- **SHORT EXERCISE**
Count the lines in the entries below that contain the string "async". Reply with the number alone.

- **MATERIAL SUPPLIED**
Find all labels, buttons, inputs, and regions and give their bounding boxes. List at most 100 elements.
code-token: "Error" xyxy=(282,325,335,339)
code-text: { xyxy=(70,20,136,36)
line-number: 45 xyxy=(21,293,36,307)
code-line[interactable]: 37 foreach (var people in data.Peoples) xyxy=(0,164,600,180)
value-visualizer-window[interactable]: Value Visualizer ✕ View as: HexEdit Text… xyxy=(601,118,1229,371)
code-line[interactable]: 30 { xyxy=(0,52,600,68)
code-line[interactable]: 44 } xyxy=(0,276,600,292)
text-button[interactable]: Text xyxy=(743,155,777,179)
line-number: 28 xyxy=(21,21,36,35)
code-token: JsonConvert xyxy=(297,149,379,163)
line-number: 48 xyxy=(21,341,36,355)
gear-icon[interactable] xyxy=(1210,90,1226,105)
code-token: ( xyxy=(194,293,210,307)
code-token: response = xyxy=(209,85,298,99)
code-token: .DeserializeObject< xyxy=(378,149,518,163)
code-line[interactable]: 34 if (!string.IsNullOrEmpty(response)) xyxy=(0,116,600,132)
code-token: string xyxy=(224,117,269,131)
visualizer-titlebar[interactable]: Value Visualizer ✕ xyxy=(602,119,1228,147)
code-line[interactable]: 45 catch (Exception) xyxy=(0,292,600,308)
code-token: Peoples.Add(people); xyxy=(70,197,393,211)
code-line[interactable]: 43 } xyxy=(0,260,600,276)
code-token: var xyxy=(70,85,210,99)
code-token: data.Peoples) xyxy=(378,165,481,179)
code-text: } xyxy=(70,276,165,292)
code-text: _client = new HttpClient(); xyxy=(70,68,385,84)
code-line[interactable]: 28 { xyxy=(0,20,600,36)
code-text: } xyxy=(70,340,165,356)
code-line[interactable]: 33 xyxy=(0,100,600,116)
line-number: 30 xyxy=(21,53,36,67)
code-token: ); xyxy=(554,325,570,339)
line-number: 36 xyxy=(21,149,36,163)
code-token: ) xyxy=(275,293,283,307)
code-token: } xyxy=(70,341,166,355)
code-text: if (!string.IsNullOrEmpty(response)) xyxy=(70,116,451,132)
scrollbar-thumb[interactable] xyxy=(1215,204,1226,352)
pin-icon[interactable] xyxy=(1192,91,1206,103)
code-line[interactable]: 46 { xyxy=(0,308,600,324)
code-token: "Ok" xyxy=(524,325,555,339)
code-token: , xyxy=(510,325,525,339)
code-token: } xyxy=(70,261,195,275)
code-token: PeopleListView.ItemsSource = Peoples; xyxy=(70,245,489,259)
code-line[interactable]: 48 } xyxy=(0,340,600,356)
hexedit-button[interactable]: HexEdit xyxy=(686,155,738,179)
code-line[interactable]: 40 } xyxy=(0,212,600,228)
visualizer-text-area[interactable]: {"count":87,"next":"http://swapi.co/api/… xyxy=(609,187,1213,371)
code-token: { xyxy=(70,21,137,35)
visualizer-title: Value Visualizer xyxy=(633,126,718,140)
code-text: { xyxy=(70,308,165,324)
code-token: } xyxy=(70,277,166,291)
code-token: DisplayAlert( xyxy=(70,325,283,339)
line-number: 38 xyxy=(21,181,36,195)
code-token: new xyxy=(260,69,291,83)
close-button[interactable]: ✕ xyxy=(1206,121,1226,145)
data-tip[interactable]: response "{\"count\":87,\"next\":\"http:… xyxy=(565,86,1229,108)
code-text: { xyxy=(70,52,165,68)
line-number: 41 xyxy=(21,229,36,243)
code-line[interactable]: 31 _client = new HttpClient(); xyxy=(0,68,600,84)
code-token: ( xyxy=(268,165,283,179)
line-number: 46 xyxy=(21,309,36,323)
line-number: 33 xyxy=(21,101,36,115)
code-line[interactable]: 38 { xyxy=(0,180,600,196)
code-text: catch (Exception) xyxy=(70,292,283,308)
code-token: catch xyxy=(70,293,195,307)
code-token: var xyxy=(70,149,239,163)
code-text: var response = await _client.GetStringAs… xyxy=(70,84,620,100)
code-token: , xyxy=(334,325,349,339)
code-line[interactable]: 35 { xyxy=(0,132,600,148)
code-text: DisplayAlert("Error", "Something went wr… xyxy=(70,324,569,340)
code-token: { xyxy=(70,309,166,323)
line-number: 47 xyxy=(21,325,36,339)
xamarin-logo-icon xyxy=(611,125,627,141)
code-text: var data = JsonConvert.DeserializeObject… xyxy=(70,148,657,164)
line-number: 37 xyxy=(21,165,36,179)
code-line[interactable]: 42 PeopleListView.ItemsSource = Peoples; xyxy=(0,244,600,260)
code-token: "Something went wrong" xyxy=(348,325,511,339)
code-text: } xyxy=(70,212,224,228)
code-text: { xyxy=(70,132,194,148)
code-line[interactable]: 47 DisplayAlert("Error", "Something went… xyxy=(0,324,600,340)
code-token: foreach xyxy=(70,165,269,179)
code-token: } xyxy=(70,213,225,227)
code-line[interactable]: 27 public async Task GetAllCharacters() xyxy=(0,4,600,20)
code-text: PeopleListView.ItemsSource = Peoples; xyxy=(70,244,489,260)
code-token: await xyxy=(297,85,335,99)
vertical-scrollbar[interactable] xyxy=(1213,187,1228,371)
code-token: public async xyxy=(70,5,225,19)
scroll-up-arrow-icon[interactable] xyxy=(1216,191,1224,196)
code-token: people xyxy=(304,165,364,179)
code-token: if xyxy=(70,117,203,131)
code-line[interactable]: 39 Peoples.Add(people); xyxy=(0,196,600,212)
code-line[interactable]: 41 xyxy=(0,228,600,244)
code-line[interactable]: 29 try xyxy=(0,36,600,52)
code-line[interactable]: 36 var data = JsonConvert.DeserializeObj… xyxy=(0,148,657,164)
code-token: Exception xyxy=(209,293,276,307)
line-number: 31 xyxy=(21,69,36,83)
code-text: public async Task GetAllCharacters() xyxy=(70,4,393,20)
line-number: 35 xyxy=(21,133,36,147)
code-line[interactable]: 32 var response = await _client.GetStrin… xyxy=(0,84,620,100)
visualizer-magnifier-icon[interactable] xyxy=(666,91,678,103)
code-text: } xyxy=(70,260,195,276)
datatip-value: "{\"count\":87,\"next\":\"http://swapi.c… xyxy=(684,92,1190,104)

- **TASK RESULT**
3